PROBLEM DETAILS: Recast the records, from their start through the line containing "The tubular sidewall 14 is at (147, 60)." inclusive, as a two-column CSV with the columns text and answer. Give one row per record, place each value in a single quoted field, and replace line breaks with spaces.

RECORDS FOR THIS TASK:
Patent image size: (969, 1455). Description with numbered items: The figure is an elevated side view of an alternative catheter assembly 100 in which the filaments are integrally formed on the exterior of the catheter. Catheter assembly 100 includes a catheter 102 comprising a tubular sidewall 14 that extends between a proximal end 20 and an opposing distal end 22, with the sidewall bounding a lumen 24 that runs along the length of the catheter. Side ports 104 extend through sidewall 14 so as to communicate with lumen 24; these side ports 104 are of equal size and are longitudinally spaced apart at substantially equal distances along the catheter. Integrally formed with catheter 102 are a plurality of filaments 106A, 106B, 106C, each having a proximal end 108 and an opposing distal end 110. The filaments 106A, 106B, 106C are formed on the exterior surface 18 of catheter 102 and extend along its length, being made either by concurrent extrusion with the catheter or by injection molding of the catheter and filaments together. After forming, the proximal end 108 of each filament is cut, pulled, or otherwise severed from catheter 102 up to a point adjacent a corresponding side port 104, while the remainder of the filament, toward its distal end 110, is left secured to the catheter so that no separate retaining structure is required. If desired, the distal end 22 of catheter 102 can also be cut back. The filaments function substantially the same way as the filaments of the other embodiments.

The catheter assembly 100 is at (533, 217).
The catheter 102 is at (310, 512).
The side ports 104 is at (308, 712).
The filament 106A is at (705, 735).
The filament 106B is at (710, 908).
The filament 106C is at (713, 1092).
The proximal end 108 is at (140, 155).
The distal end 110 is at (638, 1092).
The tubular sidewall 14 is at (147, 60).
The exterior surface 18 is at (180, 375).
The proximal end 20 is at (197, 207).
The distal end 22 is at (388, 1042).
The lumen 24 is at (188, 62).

CORRECT ANSWER:
text,answer
"Patent image size: (969, 1455). Description with numbered items: The figure is an elevated side view of an alternative catheter assembly 100 in which the filaments are integrally formed on the exterior of the catheter. Catheter assembly 100 includes a catheter 102 comprising a tubular sidewall 14 that extends between a proximal end 20 and an opposing distal end 22, with the sidewall bounding a lumen 24 that runs along the length of the catheter. Side ports 104 extend through sidewall 14 so as to communicate with lumen 24; these side ports 104 are of equal size and are longitudinally spaced apart at substantially equal distances along the catheter. Integrally formed with catheter 102 are a plurality of filaments 106A, 106B, 106C, each having a proximal end 108 and an opposing distal end 110. The filaments 106A, 106B, 106C are formed on the exterior surface 18 of catheter 102 and extend along its length, being made either by concurrent extrusion with the catheter or by injection molding of the catheter and filaments together. After forming, the proximal end 108 of each filament is cut, pulled, or otherwise severed from catheter 102 up to a point adjacent a corresponding side port 104, while the remainder of the filament, toward its distal end 110, is left secured to the catheter so that no separate retaining structure is required. If desired, the distal end 22 of catheter 102 can also be cut back. The filaments function substantially the same way as the filaments of the other embodiments.","The catheter assembly 100 is at (533, 217). The catheter 102 is at (310, 512). The side ports 104 is at (308, 712). The filament 106A is at (705, 735). The filament 106B is at (710, 908). The filament 106C is at (713, 1092). The proximal end 108 is at (140, 155). The distal end 110 is at (638, 1092). The tubular sidewall 14 is at (147, 60)."